* _Short problem_
Locate each line below that includes "this" and reproduce it.

* _Stored rows_
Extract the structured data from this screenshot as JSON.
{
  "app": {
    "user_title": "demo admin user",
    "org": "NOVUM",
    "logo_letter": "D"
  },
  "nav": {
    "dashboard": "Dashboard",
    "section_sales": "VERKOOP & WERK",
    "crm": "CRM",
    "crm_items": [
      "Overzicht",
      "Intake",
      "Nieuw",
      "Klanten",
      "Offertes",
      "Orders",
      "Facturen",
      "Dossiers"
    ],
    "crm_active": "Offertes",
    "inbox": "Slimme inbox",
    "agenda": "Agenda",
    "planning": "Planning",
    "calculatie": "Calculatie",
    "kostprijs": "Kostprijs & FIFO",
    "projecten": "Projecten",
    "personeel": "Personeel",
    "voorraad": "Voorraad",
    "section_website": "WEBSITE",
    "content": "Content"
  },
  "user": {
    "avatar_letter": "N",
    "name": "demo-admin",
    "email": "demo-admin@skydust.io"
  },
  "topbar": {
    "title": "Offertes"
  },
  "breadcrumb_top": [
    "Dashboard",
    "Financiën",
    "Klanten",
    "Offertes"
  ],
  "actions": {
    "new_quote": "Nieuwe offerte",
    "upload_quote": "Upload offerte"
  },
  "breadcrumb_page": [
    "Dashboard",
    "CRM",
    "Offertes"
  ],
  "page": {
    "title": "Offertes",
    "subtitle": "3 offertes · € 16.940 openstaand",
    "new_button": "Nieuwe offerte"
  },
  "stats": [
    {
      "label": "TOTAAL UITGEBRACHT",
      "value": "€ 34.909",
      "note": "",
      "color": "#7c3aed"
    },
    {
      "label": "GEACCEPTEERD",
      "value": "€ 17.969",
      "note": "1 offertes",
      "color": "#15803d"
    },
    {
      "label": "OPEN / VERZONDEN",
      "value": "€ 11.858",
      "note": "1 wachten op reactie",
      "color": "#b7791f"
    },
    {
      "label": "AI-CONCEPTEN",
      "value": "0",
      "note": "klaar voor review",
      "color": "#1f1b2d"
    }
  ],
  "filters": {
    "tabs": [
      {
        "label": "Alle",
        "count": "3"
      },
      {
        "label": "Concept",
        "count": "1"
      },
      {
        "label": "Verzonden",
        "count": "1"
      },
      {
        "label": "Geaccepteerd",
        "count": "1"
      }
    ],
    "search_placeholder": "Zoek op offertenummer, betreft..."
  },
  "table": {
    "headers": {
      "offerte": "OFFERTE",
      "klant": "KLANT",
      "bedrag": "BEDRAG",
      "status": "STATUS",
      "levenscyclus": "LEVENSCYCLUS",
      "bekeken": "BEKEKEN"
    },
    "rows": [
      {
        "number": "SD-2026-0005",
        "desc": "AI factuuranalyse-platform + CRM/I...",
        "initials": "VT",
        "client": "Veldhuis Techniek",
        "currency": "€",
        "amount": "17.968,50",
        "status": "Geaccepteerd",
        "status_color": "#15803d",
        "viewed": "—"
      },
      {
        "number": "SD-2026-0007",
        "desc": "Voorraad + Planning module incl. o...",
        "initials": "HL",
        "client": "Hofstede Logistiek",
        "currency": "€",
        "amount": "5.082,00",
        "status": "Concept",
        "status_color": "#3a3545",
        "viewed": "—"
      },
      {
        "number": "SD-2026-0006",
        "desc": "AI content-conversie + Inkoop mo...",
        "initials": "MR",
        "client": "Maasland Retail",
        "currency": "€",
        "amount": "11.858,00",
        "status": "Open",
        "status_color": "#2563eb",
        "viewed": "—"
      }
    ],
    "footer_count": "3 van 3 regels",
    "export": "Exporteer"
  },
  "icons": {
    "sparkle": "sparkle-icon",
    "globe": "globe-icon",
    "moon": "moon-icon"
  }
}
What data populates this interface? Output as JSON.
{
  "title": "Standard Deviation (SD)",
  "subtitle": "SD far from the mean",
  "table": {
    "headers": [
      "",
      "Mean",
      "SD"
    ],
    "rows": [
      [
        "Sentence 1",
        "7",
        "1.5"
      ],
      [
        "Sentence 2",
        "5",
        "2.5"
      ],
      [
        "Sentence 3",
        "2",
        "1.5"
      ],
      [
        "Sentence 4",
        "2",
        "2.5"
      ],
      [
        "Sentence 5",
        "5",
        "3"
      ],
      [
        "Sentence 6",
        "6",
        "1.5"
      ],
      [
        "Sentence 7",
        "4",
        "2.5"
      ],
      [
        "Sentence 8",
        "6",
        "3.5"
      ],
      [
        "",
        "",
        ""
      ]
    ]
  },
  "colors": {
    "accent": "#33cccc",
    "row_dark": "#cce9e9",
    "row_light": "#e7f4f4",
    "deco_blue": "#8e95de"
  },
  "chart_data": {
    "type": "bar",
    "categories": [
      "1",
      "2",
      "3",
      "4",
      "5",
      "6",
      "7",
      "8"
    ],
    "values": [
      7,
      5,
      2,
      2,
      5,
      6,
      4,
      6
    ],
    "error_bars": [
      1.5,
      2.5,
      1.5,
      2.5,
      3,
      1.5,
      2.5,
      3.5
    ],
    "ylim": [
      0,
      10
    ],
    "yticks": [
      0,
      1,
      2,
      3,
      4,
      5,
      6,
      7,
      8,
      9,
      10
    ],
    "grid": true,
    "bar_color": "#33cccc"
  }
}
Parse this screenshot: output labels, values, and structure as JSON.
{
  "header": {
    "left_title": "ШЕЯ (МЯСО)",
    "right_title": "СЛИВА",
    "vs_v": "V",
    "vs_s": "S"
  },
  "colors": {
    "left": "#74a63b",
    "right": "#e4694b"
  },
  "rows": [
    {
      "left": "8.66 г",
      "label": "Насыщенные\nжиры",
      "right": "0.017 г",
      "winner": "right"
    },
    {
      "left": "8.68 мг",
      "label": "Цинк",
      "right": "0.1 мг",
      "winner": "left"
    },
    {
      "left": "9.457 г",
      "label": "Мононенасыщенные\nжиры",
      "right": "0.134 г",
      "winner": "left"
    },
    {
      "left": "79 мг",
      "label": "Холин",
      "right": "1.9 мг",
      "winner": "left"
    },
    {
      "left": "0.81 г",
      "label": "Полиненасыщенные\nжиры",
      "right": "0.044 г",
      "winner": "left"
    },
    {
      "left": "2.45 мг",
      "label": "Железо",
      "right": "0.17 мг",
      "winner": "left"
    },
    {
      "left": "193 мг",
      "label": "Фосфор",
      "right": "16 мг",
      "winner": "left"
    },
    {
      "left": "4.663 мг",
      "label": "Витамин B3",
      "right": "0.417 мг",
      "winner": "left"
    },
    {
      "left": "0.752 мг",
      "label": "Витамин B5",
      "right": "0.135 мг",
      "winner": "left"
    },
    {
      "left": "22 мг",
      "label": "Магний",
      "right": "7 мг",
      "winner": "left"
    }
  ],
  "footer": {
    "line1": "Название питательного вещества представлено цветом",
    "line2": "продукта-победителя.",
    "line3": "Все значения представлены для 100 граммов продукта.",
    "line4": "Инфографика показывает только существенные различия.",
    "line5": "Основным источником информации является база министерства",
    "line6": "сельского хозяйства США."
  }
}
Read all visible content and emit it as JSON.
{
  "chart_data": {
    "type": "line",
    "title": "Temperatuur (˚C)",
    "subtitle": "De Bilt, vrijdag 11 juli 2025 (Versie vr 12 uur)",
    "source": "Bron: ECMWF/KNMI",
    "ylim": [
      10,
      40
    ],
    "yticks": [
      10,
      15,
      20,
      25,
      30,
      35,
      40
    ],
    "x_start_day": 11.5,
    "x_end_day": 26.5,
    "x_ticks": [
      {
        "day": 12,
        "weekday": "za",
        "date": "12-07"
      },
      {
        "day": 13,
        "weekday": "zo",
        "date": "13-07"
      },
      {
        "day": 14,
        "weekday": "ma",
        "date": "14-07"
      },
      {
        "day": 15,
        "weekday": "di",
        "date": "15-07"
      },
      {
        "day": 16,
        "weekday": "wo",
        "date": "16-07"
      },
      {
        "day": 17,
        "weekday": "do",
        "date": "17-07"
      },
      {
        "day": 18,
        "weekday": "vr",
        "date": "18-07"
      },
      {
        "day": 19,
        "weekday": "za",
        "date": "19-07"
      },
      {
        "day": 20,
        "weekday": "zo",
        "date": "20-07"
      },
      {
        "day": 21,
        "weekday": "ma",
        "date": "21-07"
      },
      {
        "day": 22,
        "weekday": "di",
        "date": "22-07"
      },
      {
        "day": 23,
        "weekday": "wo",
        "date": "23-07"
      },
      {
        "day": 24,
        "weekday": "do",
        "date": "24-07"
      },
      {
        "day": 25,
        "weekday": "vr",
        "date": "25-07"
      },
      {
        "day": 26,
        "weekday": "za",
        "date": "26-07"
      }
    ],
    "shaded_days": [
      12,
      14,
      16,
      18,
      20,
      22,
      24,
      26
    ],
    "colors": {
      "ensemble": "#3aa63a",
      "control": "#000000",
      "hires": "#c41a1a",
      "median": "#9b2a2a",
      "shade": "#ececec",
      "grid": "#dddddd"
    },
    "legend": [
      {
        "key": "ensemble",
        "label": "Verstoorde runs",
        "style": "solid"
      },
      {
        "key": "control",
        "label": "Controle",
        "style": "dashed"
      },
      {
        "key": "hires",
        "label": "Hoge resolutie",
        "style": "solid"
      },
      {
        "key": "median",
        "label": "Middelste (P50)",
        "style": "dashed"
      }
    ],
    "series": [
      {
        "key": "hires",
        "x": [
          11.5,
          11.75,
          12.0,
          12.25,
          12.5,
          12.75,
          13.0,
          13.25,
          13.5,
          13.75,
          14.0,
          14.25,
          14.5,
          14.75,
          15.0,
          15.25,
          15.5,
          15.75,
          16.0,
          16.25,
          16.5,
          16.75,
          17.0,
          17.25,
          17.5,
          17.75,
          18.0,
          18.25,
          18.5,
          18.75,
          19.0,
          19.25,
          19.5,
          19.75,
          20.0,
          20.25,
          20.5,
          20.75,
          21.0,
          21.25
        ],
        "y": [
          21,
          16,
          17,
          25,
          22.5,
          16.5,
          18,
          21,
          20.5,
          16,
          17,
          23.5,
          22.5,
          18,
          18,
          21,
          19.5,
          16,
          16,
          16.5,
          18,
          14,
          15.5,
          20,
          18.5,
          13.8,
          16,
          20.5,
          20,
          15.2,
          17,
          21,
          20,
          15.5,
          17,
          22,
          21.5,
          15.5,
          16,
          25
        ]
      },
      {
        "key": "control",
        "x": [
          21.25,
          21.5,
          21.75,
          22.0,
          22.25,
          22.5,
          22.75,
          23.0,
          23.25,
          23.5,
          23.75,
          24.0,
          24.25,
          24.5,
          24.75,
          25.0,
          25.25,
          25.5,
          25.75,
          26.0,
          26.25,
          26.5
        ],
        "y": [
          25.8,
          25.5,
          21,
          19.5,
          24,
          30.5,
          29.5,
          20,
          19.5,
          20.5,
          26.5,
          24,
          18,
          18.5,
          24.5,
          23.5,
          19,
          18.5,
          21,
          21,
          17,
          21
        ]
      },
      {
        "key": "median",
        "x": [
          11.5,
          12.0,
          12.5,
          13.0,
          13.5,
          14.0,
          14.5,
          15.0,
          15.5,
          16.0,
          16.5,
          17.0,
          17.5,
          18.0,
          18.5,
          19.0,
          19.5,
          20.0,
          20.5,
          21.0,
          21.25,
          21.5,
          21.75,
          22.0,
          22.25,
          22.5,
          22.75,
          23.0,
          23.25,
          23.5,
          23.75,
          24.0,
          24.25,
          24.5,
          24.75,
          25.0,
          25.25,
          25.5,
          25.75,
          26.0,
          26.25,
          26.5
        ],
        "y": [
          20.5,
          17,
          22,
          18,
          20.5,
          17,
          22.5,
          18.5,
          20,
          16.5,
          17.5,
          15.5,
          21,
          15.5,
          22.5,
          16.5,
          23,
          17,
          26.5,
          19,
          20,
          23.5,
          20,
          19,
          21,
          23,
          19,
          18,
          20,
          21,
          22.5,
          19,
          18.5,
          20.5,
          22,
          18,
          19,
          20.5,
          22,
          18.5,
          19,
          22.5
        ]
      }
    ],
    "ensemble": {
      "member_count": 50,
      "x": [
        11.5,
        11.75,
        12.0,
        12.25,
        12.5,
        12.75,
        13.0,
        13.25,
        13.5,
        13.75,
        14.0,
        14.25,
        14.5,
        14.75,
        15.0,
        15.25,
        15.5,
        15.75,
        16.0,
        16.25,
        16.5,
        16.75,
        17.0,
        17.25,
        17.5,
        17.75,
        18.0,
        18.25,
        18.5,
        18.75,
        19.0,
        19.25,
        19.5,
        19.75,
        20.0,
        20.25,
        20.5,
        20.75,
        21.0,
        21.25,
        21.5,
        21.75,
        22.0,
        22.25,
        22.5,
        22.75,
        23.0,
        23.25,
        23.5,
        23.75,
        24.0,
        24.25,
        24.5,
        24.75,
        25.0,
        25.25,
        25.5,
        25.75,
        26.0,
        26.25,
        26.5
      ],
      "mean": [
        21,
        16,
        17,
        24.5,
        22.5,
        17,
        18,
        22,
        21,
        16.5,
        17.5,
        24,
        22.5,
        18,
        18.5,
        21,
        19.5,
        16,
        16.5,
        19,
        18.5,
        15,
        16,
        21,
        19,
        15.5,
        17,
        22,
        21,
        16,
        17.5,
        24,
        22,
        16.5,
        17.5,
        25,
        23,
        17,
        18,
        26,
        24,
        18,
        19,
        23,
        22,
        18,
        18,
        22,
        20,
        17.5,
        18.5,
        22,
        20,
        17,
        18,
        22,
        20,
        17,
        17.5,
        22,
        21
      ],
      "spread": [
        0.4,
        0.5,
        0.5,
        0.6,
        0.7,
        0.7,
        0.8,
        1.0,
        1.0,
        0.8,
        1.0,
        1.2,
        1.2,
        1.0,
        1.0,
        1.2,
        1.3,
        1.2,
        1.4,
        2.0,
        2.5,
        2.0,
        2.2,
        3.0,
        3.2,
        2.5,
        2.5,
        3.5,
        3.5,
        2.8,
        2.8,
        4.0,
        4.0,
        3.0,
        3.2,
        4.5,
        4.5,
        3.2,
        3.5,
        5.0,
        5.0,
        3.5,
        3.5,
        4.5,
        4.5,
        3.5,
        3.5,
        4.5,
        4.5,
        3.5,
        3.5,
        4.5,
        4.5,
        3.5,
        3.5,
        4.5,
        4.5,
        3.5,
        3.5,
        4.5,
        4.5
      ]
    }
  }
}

* _Result of the exercise_
Extract the structured data from this screenshot as JSON.
What data populates this interface? Output as JSON.
Parse this screenshot: output labels, values, and structure as JSON.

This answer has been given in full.